**Aim**
Copy all the material below, exactly as it stands.

**Supplied material**
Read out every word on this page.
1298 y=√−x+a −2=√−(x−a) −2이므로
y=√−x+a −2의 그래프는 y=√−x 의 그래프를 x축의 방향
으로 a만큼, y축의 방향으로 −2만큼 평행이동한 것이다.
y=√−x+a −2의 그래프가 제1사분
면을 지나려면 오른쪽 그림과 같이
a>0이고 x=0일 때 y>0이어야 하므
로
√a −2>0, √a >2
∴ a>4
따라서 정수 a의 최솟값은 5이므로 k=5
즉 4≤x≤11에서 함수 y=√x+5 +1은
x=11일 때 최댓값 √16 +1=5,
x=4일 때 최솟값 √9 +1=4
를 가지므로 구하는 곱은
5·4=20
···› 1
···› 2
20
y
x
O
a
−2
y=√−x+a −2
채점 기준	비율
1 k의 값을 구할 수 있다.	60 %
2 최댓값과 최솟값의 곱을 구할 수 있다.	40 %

**Exercise answer**
Read out every word on this page.
1298 y=√−x+a −2=√−(x−a) −2이므로
y=√−x+a −2의 그래프는 y=√−x 의 그래프를 x축의 방향
으로 a만큼, y축의 방향으로 −2만큼 평행이동한 것이다.
y=√−x+a −2의 그래프가 제1사분
면을 지나려면 오른쪽 그림과 같이
a>0이고 x=0일 때 y>0이어야 하므
로
√a −2>0, √a >2
∴ a>4
따라서 정수 a의 최솟값은 5이므로 k=5
즉 4≤x≤11에서 함수 y=√x+5 +1은
x=11일 때 최댓값 √16 +1=5,
x=4일 때 최솟값 √9 +1=4
를 가지므로 구하는 곱은
5·4=20
···› 1
···› 2
20
y
x
O
a
−2
y=√−x+a −2
채점 기준	비율
1 k의 값을 구할 수 있다.	60 %
2 최댓값과 최솟값의 곱을 구할 수 있다.	40 %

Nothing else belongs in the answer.